**WHAT YOU SHOULD DO:**
Search the records for "Price". Copy every line where it appears.

* start DATA RECORDS *

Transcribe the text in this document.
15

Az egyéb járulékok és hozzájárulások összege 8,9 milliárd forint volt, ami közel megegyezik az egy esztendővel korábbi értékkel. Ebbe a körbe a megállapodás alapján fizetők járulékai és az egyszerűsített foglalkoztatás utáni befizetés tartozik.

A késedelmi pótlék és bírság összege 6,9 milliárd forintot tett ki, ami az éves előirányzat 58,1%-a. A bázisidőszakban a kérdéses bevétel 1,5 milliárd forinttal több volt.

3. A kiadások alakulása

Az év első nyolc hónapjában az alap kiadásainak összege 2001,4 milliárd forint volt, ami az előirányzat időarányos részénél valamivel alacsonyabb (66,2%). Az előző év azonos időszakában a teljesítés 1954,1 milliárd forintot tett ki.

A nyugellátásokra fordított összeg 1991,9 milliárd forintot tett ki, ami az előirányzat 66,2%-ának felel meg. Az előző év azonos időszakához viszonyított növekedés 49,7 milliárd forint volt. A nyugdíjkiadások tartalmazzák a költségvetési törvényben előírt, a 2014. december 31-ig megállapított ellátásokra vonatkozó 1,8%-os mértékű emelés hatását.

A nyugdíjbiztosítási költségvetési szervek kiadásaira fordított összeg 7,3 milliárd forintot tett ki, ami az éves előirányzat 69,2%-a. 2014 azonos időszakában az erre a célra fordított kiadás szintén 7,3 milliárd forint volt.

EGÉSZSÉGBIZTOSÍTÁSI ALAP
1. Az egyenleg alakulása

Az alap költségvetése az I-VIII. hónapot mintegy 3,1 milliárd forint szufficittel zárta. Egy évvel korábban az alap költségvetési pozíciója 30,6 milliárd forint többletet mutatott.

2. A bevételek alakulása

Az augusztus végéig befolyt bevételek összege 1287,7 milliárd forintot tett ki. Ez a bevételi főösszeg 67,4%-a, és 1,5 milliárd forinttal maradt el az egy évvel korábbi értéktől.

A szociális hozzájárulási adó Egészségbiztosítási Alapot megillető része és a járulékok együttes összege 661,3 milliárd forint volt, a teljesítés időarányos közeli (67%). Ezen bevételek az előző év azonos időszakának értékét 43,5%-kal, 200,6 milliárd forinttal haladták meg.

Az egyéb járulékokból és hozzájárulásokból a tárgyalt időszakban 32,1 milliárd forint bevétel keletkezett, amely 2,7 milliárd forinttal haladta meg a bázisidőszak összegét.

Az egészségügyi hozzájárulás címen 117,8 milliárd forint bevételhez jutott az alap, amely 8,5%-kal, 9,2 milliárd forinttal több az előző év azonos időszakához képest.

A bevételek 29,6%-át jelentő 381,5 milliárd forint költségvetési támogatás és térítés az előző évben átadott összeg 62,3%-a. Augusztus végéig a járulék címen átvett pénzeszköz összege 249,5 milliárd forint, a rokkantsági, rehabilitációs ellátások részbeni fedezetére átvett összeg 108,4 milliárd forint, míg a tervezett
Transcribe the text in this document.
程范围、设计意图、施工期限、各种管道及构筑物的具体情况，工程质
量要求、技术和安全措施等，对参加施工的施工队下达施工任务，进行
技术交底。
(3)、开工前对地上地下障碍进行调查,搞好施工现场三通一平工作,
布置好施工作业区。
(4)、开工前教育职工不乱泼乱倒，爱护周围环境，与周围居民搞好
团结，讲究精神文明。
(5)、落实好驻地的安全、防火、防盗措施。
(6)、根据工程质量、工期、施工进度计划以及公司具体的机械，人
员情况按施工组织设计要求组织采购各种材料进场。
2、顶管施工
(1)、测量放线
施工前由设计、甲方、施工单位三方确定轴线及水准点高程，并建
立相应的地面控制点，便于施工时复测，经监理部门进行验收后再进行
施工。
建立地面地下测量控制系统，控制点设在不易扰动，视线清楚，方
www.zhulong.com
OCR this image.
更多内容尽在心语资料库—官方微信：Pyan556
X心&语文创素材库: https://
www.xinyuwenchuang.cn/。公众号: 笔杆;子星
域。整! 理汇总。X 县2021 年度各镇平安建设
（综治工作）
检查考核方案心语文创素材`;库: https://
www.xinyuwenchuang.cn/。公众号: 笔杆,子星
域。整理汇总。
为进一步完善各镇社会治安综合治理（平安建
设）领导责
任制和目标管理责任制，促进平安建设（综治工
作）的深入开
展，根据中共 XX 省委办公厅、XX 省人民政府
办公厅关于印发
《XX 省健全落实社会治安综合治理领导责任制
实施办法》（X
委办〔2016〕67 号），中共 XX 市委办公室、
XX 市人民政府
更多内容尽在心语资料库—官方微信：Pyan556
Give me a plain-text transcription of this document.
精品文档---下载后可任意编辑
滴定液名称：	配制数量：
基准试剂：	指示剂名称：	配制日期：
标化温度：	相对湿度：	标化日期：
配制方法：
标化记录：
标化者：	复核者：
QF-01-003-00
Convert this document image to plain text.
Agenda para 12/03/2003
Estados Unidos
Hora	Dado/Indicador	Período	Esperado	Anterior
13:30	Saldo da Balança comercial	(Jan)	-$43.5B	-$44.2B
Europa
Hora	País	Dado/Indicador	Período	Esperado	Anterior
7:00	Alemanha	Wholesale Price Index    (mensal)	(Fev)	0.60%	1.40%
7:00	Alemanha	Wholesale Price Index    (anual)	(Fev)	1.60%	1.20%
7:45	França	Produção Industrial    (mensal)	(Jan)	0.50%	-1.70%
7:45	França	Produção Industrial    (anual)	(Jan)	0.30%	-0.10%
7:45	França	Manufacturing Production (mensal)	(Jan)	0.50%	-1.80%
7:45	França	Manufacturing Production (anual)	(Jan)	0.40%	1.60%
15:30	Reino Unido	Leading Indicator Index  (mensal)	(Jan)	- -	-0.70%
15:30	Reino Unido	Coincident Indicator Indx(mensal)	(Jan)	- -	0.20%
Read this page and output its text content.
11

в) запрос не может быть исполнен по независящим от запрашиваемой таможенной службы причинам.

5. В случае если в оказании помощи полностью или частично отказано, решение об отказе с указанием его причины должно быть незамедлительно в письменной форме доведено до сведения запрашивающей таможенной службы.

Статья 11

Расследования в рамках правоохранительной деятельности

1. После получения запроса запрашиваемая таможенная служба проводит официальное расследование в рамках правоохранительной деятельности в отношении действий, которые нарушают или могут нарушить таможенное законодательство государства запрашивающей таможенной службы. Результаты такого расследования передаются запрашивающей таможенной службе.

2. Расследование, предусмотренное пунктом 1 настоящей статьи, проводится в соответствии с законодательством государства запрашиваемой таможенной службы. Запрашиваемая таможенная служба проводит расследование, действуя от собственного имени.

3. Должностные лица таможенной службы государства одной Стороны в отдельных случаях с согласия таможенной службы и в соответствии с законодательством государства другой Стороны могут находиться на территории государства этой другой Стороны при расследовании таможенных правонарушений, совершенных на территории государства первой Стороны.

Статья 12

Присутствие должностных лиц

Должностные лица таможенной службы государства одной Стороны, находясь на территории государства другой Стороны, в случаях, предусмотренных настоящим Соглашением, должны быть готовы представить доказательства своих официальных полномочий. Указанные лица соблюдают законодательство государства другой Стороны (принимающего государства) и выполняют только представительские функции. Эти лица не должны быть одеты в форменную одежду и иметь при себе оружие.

* end DATA RECORDS *

**SOLUTION BELOW:**
7:00	Alemanha	Wholesale Price Index    (mensal)	(Fev)	0.60%	1.40%
7:00	Alemanha	Wholesale Price Index    (anual)	(Fev)	1.60%	1.20%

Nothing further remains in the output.